* _SUPPLIED INFORMATION_
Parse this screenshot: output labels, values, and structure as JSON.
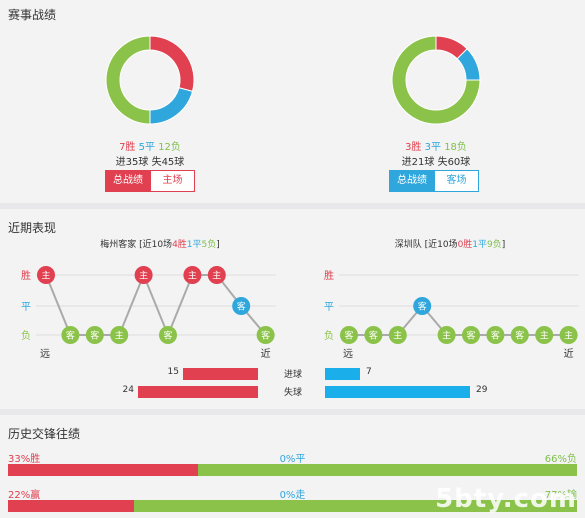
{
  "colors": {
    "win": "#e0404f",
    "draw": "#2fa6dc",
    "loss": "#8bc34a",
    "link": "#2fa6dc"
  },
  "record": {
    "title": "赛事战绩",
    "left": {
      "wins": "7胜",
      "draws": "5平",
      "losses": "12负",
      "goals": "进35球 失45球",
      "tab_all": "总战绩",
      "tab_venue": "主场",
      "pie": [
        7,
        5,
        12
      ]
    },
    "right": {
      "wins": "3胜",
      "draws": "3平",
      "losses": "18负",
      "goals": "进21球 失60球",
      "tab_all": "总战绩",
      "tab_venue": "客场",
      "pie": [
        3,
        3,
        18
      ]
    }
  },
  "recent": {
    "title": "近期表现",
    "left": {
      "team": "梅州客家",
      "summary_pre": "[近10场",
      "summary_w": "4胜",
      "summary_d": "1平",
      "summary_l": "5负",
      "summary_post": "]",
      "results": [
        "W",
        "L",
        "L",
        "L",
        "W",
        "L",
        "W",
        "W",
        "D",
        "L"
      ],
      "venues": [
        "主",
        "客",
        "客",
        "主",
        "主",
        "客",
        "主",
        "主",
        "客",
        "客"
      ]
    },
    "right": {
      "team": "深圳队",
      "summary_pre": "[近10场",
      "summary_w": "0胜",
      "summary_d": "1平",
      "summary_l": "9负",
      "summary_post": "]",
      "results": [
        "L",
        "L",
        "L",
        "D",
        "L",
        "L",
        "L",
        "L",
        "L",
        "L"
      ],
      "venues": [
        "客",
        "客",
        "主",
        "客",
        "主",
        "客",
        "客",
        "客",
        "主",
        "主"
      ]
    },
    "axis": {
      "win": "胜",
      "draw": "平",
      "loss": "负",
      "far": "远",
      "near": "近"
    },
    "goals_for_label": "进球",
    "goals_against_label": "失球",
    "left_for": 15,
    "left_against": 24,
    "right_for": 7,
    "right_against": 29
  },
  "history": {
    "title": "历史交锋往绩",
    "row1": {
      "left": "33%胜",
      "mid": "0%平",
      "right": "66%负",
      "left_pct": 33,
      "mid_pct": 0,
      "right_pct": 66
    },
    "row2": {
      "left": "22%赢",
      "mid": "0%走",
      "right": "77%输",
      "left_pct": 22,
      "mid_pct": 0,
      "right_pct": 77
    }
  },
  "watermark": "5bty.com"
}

* _YOUR TASK_
Make an exact copy of every record, pictures excluded.

* _PROBLEM SOLUTION_
Parse this screenshot: output labels, values, and structure as JSON.
{
  "colors": {
    "win": "#e0404f",
    "draw": "#2fa6dc",
    "loss": "#8bc34a",
    "link": "#2fa6dc"
  },
  "record": {
    "title": "赛事战绩",
    "left": {
      "wins": "7胜",
      "draws": "5平",
      "losses": "12负",
      "goals": "进35球 失45球",
      "tab_all": "总战绩",
      "tab_venue": "主场",
      "pie": [
        7,
        5,
        12
      ]
    },
    "right": {
      "wins": "3胜",
      "draws": "3平",
      "losses": "18负",
      "goals": "进21球 失60球",
      "tab_all": "总战绩",
      "tab_venue": "客场",
      "pie": [
        3,
        3,
        18
      ]
    }
  },
  "recent": {
    "title": "近期表现",
    "left": {
      "team": "梅州客家",
      "summary_pre": "[近10场",
      "summary_w": "4胜",
      "summary_d": "1平",
      "summary_l": "5负",
      "summary_post": "]",
      "results": [
        "W",
        "L",
        "L",
        "L",
        "W",
        "L",
        "W",
        "W",
        "D",
        "L"
      ],
      "venues": [
        "主",
        "客",
        "客",
        "主",
        "主",
        "客",
        "主",
        "主",
        "客",
        "客"
      ]
    },
    "right": {
      "team": "深圳队",
      "summary_pre": "[近10场",
      "summary_w": "0胜",
      "summary_d": "1平",
      "summary_l": "9负",
      "summary_post": "]",
      "results": [
        "L",
        "L",
        "L",
        "D",
        "L",
        "L",
        "L",
        "L",
        "L",
        "L"
      ],
      "venues": [
        "客",
        "客",
        "主",
        "客",
        "主",
        "客",
        "客",
        "客",
        "主",
        "主"
      ]
    },
    "axis": {
      "win": "胜",
      "draw": "平",
      "loss": "负",
      "far": "远",
      "near": "近"
    },
    "goals_for_label": "进球",
    "goals_against_label": "失球",
    "left_for": 15,
    "left_against": 24,
    "right_for": 7,
    "right_against": 29
  },
  "history": {
    "title": "历史交锋往绩",
    "row1": {
      "left": "33%胜",
      "mid": "0%平",
      "right": "66%负",
      "left_pct": 33,
      "mid_pct": 0,
      "right_pct": 66
    },
    "row2": {
      "left": "22%赢",
      "mid": "0%走",
      "right": "77%输",
      "left_pct": 22,
      "mid_pct": 0,
      "right_pct": 77
    }
  },
  "watermark": "5bty.com"
}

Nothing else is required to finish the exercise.